____ Records shown
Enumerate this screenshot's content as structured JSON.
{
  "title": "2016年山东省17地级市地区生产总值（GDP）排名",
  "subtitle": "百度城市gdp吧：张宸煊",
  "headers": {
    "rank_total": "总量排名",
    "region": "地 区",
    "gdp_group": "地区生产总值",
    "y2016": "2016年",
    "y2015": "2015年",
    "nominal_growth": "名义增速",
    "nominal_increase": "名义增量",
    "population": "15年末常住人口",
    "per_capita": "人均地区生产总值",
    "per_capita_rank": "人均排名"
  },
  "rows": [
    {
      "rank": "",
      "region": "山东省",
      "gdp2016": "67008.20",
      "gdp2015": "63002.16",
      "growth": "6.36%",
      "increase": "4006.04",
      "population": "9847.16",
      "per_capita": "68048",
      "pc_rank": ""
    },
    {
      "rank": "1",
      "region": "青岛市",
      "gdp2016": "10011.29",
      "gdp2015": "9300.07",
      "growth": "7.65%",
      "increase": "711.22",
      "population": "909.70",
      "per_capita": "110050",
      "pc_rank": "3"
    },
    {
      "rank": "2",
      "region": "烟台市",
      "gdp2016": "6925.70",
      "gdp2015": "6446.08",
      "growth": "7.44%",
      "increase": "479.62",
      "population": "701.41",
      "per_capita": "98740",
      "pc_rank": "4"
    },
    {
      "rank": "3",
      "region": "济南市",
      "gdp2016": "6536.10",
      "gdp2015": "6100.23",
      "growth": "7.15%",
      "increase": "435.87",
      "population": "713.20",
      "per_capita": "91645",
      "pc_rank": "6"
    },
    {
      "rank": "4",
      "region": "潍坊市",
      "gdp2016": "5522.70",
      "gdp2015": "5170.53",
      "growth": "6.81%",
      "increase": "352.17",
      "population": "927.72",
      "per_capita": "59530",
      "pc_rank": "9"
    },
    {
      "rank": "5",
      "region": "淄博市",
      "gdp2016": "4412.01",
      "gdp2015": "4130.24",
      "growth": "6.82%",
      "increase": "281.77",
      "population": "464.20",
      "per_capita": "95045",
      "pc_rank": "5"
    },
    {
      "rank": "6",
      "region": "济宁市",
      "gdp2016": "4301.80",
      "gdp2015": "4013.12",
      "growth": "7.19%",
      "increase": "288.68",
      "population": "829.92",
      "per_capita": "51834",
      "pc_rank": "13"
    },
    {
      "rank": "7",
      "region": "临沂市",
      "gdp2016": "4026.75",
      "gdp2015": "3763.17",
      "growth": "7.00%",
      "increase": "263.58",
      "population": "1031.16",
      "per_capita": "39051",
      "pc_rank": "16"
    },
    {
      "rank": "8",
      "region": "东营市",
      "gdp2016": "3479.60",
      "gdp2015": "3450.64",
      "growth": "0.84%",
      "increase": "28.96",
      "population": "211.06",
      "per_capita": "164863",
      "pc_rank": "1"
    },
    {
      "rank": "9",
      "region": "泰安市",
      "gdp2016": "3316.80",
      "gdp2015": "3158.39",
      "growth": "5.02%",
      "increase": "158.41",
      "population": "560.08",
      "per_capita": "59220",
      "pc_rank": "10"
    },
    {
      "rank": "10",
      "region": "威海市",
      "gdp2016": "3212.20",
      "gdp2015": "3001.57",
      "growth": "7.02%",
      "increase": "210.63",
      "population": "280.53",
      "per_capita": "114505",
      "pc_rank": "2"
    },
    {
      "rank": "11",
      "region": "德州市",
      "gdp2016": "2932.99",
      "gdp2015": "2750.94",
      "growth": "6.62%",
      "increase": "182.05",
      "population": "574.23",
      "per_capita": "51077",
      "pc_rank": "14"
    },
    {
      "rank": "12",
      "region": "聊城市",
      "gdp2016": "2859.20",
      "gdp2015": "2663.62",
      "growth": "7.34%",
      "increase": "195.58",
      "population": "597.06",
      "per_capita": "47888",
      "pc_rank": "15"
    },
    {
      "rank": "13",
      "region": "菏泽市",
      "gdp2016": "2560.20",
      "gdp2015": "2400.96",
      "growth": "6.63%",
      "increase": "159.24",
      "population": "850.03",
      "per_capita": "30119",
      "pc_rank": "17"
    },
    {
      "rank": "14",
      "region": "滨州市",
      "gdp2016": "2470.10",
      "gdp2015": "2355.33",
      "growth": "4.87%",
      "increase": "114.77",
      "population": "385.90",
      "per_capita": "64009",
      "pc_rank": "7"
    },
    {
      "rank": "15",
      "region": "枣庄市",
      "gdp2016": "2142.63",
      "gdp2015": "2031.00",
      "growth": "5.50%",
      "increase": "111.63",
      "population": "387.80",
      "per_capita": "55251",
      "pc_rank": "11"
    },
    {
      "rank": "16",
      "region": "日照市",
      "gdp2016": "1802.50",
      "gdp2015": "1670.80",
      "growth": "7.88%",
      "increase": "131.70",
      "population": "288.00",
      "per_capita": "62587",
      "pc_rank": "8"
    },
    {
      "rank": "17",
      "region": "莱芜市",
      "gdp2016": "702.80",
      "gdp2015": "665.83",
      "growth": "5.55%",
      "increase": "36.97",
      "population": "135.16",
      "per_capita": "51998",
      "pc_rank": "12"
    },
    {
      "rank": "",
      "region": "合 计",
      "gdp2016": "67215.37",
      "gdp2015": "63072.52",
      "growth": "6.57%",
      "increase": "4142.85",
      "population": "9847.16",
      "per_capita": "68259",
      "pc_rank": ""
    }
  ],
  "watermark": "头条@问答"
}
________
Task brief |
Every entry above needs to be quoted exactly.

Output for this task |
Enumerate this screenshot's content as structured JSON.
{
  "title": "2016年山东省17地级市地区生产总值（GDP）排名",
  "subtitle": "百度城市gdp吧：张宸煊",
  "headers": {
    "rank_total": "总量排名",
    "region": "地 区",
    "gdp_group": "地区生产总值",
    "y2016": "2016年",
    "y2015": "2015年",
    "nominal_growth": "名义增速",
    "nominal_increase": "名义增量",
    "population": "15年末常住人口",
    "per_capita": "人均地区生产总值",
    "per_capita_rank": "人均排名"
  },
  "rows": [
    {
      "rank": "",
      "region": "山东省",
      "gdp2016": "67008.20",
      "gdp2015": "63002.16",
      "growth": "6.36%",
      "increase": "4006.04",
      "population": "9847.16",
      "per_capita": "68048",
      "pc_rank": ""
    },
    {
      "rank": "1",
      "region": "青岛市",
      "gdp2016": "10011.29",
      "gdp2015": "9300.07",
      "growth": "7.65%",
      "increase": "711.22",
      "population": "909.70",
      "per_capita": "110050",
      "pc_rank": "3"
    },
    {
      "rank": "2",
      "region": "烟台市",
      "gdp2016": "6925.70",
      "gdp2015": "6446.08",
      "growth": "7.44%",
      "increase": "479.62",
      "population": "701.41",
      "per_capita": "98740",
      "pc_rank": "4"
    },
    {
      "rank": "3",
      "region": "济南市",
      "gdp2016": "6536.10",
      "gdp2015": "6100.23",
      "growth": "7.15%",
      "increase": "435.87",
      "population": "713.20",
      "per_capita": "91645",
      "pc_rank": "6"
    },
    {
      "rank": "4",
      "region": "潍坊市",
      "gdp2016": "5522.70",
      "gdp2015": "5170.53",
      "growth": "6.81%",
      "increase": "352.17",
      "population": "927.72",
      "per_capita": "59530",
      "pc_rank": "9"
    },
    {
      "rank": "5",
      "region": "淄博市",
      "gdp2016": "4412.01",
      "gdp2015": "4130.24",
      "growth": "6.82%",
      "increase": "281.77",
      "population": "464.20",
      "per_capita": "95045",
      "pc_rank": "5"
    },
    {
      "rank": "6",
      "region": "济宁市",
      "gdp2016": "4301.80",
      "gdp2015": "4013.12",
      "growth": "7.19%",
      "increase": "288.68",
      "population": "829.92",
      "per_capita": "51834",
      "pc_rank": "13"
    },
    {
      "rank": "7",
      "region": "临沂市",
      "gdp2016": "4026.75",
      "gdp2015": "3763.17",
      "growth": "7.00%",
      "increase": "263.58",
      "population": "1031.16",
      "per_capita": "39051",
      "pc_rank": "16"
    },
    {
      "rank": "8",
      "region": "东营市",
      "gdp2016": "3479.60",
      "gdp2015": "3450.64",
      "growth": "0.84%",
      "increase": "28.96",
      "population": "211.06",
      "per_capita": "164863",
      "pc_rank": "1"
    },
    {
      "rank": "9",
      "region": "泰安市",
      "gdp2016": "3316.80",
      "gdp2015": "3158.39",
      "growth": "5.02%",
      "increase": "158.41",
      "population": "560.08",
      "per_capita": "59220",
      "pc_rank": "10"
    },
    {
      "rank": "10",
      "region": "威海市",
      "gdp2016": "3212.20",
      "gdp2015": "3001.57",
      "growth": "7.02%",
      "increase": "210.63",
      "population": "280.53",
      "per_capita": "114505",
      "pc_rank": "2"
    },
    {
      "rank": "11",
      "region": "德州市",
      "gdp2016": "2932.99",
      "gdp2015": "2750.94",
      "growth": "6.62%",
      "increase": "182.05",
      "population": "574.23",
      "per_capita": "51077",
      "pc_rank": "14"
    },
    {
      "rank": "12",
      "region": "聊城市",
      "gdp2016": "2859.20",
      "gdp2015": "2663.62",
      "growth": "7.34%",
      "increase": "195.58",
      "population": "597.06",
      "per_capita": "47888",
      "pc_rank": "15"
    },
    {
      "rank": "13",
      "region": "菏泽市",
      "gdp2016": "2560.20",
      "gdp2015": "2400.96",
      "growth": "6.63%",
      "increase": "159.24",
      "population": "850.03",
      "per_capita": "30119",
      "pc_rank": "17"
    },
    {
      "rank": "14",
      "region": "滨州市",
      "gdp2016": "2470.10",
      "gdp2015": "2355.33",
      "growth": "4.87%",
      "increase": "114.77",
      "population": "385.90",
      "per_capita": "64009",
      "pc_rank": "7"
    },
    {
      "rank": "15",
      "region": "枣庄市",
      "gdp2016": "2142.63",
      "gdp2015": "2031.00",
      "growth": "5.50%",
      "increase": "111.63",
      "population": "387.80",
      "per_capita": "55251",
      "pc_rank": "11"
    },
    {
      "rank": "16",
      "region": "日照市",
      "gdp2016": "1802.50",
      "gdp2015": "1670.80",
      "growth": "7.88%",
      "increase": "131.70",
      "population": "288.00",
      "per_capita": "62587",
      "pc_rank": "8"
    },
    {
      "rank": "17",
      "region": "莱芜市",
      "gdp2016": "702.80",
      "gdp2015": "665.83",
      "growth": "5.55%",
      "increase": "36.97",
      "population": "135.16",
      "per_capita": "51998",
      "pc_rank": "12"
    },
    {
      "rank": "",
      "region": "合 计",
      "gdp2016": "67215.37",
      "gdp2015": "63072.52",
      "growth": "6.57%",
      "increase": "4142.85",
      "population": "9847.16",
      "per_capita": "68259",
      "pc_rank": ""
    }
  ],
  "watermark": "头条@问答"
}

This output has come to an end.